> **Exercise instructions**:
Repeat the listing below in full, exactly as it stands.
=== Data provided ===
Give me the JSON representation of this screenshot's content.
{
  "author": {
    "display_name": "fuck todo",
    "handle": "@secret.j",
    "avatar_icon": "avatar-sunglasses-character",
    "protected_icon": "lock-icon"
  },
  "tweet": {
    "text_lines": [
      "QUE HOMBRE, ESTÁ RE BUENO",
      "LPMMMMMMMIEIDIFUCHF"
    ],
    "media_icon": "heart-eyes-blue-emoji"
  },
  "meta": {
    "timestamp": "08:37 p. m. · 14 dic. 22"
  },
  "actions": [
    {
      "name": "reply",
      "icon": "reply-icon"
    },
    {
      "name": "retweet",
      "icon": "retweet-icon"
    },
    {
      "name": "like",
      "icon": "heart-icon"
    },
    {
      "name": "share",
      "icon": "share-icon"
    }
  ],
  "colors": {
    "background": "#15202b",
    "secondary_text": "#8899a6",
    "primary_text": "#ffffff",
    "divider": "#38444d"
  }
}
===
> **In response**:
Give me the JSON representation of this screenshot's content.
{
  "author": {
    "display_name": "fuck todo",
    "handle": "@secret.j",
    "avatar_icon": "avatar-sunglasses-character",
    "protected_icon": "lock-icon"
  },
  "tweet": {
    "text_lines": [
      "QUE HOMBRE, ESTÁ RE BUENO",
      "LPMMMMMMMIEIDIFUCHF"
    ],
    "media_icon": "heart-eyes-blue-emoji"
  },
  "meta": {
    "timestamp": "08:37 p. m. · 14 dic. 22"
  },
  "actions": [
    {
      "name": "reply",
      "icon": "reply-icon"
    },
    {
      "name": "retweet",
      "icon": "retweet-icon"
    },
    {
      "name": "like",
      "icon": "heart-icon"
    },
    {
      "name": "share",
      "icon": "share-icon"
    }
  ],
  "colors": {
    "background": "#15202b",
    "secondary_text": "#8899a6",
    "primary_text": "#ffffff",
    "divider": "#38444d"
  }
}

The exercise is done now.